__Stated problem__.
Show every line in the entries below where the word "tiens" appears.

__Data excerpts__.
▼▼▼

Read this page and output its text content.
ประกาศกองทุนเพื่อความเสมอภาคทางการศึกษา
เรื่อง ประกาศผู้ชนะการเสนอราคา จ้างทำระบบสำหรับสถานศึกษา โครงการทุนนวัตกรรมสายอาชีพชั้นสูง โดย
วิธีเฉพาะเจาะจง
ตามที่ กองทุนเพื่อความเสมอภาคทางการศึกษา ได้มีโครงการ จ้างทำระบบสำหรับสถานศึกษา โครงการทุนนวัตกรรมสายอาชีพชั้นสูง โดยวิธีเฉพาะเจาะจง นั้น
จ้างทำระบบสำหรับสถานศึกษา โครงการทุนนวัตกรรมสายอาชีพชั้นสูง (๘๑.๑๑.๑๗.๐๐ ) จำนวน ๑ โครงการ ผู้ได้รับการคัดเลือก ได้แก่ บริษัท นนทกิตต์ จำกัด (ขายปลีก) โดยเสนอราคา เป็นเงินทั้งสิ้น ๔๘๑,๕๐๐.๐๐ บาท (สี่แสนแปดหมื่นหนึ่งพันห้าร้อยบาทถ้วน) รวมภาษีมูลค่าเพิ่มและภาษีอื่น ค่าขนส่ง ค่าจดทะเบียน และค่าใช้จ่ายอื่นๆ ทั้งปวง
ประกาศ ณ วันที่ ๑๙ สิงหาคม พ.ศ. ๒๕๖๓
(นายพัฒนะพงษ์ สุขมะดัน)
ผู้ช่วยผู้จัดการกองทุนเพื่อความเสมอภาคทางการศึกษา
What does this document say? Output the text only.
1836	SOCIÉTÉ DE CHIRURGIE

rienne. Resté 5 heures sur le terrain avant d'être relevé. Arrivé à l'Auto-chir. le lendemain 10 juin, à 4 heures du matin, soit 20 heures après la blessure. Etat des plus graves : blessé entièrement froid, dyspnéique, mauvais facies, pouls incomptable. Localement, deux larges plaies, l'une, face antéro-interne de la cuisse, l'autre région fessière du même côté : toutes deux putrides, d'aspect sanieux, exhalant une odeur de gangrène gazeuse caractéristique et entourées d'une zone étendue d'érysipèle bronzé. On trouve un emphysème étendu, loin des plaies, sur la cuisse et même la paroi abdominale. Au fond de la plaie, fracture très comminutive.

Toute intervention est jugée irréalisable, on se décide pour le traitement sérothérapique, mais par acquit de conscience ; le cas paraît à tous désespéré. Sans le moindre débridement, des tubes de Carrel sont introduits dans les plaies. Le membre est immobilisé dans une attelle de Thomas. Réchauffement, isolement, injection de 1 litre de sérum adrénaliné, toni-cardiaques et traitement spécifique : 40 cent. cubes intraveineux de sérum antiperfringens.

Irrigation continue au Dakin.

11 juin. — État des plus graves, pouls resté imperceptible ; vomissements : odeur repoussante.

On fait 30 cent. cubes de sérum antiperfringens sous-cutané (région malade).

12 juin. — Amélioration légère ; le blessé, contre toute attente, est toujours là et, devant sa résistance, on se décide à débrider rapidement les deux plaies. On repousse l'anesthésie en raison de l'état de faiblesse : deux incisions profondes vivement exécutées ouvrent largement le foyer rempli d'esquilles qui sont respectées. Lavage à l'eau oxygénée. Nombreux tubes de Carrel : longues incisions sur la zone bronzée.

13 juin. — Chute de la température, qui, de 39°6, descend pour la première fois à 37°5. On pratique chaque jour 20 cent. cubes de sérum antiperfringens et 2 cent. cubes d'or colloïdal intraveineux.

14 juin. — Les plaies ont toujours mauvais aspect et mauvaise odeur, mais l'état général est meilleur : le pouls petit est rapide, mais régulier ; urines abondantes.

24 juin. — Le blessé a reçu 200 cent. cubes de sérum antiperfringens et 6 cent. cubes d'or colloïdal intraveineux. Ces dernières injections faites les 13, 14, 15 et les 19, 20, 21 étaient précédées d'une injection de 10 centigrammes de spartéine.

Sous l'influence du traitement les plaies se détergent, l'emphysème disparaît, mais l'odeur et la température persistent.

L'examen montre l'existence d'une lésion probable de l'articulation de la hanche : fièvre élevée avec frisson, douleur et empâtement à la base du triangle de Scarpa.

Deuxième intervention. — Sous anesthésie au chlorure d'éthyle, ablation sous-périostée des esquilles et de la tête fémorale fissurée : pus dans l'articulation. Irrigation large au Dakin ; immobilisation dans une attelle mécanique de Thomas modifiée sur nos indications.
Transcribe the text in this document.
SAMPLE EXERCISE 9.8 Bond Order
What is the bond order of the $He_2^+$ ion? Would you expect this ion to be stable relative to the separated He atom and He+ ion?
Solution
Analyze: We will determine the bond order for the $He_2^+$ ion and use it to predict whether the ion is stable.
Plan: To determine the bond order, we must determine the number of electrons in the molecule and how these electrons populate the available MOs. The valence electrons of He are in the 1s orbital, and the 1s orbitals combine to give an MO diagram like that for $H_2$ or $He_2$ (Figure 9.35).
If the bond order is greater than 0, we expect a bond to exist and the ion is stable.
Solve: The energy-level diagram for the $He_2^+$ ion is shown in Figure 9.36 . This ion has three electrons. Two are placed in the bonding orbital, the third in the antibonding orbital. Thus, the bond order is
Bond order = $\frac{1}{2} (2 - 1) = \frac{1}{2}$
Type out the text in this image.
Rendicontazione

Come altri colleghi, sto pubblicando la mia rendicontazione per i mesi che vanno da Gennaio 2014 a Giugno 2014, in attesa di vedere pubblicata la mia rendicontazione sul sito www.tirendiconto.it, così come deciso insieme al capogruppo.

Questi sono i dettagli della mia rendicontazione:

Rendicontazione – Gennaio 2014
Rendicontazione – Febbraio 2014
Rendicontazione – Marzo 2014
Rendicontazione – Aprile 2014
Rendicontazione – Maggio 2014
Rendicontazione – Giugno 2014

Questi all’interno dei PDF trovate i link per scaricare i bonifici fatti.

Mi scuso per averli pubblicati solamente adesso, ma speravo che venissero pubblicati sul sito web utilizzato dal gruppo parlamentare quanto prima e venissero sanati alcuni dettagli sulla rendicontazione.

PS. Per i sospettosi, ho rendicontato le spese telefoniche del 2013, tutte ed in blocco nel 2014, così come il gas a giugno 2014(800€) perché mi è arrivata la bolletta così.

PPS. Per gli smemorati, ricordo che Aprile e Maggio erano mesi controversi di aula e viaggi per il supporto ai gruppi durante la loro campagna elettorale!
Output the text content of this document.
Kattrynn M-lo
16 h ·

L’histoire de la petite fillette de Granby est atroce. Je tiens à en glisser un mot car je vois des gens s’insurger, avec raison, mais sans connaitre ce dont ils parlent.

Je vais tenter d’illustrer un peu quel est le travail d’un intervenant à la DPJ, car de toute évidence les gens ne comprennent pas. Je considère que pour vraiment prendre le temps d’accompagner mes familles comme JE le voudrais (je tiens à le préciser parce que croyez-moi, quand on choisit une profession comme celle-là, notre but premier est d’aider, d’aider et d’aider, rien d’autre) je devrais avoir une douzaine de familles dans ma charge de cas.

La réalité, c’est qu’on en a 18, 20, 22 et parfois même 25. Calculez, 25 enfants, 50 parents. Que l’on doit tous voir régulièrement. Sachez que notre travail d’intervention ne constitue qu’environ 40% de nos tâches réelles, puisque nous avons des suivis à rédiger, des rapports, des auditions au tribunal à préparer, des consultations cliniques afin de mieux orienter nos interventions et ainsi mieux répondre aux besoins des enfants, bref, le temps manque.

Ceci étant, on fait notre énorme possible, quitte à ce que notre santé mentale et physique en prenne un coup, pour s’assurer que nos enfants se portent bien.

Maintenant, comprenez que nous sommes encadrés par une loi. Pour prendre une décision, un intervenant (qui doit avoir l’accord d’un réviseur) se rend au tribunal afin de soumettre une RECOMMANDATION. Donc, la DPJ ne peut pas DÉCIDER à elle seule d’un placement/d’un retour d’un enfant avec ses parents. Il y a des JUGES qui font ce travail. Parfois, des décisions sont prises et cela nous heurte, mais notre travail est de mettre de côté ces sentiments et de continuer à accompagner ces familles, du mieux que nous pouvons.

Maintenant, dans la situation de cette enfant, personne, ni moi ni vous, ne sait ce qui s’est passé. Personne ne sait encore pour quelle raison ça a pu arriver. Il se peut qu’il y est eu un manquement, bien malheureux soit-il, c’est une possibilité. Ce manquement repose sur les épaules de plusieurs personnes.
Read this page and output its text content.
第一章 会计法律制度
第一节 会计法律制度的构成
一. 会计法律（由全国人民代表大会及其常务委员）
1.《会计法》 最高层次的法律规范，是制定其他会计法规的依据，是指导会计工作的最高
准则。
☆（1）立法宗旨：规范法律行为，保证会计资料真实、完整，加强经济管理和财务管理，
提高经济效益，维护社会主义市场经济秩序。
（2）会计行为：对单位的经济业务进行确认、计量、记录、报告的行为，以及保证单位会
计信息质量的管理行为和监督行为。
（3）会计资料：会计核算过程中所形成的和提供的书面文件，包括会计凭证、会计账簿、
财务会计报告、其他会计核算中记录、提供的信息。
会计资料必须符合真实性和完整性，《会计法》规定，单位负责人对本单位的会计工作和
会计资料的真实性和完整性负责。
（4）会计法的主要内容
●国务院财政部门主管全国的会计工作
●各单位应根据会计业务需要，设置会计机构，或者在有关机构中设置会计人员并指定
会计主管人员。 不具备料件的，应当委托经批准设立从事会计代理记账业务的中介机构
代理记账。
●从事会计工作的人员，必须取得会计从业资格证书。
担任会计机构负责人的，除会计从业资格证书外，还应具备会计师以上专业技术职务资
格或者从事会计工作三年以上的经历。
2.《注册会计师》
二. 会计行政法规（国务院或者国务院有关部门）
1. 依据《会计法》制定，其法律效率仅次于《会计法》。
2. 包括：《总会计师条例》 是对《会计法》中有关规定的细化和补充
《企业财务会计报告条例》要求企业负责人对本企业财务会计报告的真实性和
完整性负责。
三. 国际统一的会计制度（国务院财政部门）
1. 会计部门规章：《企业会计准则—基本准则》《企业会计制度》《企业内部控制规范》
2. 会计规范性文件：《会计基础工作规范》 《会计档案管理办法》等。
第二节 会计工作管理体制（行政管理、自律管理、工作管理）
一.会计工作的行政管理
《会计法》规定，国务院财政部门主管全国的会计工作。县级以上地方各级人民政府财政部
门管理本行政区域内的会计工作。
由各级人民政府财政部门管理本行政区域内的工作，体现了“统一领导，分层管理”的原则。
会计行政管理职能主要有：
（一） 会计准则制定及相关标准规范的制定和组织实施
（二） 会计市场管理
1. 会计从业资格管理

▲▲▲

__Result below__.
L’histoire de la petite fillette de Granby est atroce. Je tiens à en glisser un mot car je vois des gens s’insurger, avec raison, mais sans connaitre ce dont ils parlent.
Je vais tenter d’illustrer un peu quel est le travail d’un intervenant à la DPJ, car de toute évidence les gens ne comprennent pas. Je considère que pour vraiment prendre le temps d’accompagner mes familles comme JE le voudrais (je tiens à le préciser parce que croyez-moi, quand on choisit une profession comme celle-là, notre but premier est d’aider, d’aider et d’aider, rien d’autre) je devrais avoir une douzaine de familles dans ma charge de cas.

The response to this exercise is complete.